**Listing**
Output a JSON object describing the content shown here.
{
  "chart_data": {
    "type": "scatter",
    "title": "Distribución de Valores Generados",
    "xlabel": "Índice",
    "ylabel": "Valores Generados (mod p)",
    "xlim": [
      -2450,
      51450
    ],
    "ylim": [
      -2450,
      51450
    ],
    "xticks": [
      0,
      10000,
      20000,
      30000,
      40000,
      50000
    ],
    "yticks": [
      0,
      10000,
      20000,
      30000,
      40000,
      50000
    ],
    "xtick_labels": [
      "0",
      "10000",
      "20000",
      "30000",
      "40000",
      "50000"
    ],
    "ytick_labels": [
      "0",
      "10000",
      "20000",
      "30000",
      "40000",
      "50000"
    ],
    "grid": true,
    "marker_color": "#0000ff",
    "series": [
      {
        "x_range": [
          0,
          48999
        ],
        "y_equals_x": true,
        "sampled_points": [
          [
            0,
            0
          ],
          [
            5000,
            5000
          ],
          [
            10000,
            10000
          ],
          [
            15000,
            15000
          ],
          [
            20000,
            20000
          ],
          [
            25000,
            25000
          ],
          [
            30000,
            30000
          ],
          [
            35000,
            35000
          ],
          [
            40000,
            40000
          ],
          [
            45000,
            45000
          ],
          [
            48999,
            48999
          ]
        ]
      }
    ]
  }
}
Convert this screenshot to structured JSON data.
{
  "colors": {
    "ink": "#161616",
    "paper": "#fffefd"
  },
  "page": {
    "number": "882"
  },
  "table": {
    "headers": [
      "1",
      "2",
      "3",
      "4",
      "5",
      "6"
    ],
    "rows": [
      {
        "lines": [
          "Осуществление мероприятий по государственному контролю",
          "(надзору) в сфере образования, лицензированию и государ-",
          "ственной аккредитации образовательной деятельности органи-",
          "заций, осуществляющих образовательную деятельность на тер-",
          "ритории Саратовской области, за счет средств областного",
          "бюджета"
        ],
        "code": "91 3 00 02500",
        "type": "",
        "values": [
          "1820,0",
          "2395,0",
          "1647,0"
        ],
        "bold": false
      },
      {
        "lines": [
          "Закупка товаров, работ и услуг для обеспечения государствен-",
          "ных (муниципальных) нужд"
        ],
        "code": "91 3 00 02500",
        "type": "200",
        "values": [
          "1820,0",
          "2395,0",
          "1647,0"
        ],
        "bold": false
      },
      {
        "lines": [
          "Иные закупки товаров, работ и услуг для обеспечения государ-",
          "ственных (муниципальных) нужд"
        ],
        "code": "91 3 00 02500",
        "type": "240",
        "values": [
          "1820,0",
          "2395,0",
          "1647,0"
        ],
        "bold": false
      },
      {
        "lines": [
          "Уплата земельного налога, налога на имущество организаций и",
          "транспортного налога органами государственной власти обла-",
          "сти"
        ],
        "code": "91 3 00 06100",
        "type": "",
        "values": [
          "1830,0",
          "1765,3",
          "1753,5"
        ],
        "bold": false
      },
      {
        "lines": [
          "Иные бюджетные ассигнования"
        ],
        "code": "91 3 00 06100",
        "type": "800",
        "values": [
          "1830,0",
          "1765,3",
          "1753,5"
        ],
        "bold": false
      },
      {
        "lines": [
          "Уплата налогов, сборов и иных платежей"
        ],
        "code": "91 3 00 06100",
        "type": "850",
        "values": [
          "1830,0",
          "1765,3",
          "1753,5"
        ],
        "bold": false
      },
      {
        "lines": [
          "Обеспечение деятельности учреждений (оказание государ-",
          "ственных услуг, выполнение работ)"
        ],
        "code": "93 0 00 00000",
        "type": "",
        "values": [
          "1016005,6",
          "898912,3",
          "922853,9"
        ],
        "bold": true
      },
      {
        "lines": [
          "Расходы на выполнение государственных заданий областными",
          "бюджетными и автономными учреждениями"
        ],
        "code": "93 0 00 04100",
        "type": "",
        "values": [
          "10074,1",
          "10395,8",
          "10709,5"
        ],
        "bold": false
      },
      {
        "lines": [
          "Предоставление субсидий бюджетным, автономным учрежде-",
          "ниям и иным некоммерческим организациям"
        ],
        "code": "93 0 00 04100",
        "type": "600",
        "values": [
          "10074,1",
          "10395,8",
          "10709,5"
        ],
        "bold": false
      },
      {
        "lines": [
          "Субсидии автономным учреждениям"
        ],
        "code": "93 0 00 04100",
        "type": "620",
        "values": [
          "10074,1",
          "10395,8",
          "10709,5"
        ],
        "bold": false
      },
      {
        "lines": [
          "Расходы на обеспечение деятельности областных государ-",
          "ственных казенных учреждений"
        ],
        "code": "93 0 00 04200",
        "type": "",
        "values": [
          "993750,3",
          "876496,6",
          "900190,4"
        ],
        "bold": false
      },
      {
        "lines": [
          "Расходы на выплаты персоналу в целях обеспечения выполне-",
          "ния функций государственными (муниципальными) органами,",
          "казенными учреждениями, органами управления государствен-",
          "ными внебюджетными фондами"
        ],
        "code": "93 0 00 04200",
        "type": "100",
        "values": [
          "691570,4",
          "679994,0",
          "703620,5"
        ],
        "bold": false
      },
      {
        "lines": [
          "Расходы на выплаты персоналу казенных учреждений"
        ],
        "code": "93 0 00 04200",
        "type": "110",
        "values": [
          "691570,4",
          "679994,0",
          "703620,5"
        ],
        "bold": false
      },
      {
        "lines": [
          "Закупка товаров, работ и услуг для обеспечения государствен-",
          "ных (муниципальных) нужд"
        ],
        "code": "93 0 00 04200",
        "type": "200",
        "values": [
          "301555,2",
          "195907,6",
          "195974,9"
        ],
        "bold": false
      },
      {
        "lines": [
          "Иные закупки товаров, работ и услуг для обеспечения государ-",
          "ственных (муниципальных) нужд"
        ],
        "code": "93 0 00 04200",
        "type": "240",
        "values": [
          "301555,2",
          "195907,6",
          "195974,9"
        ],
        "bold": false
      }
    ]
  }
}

**Exercise instructions**
Determine the number of lines in the entries above where the string "учреждениями" appears. Answer with the number alone.

**Reply to the task**
2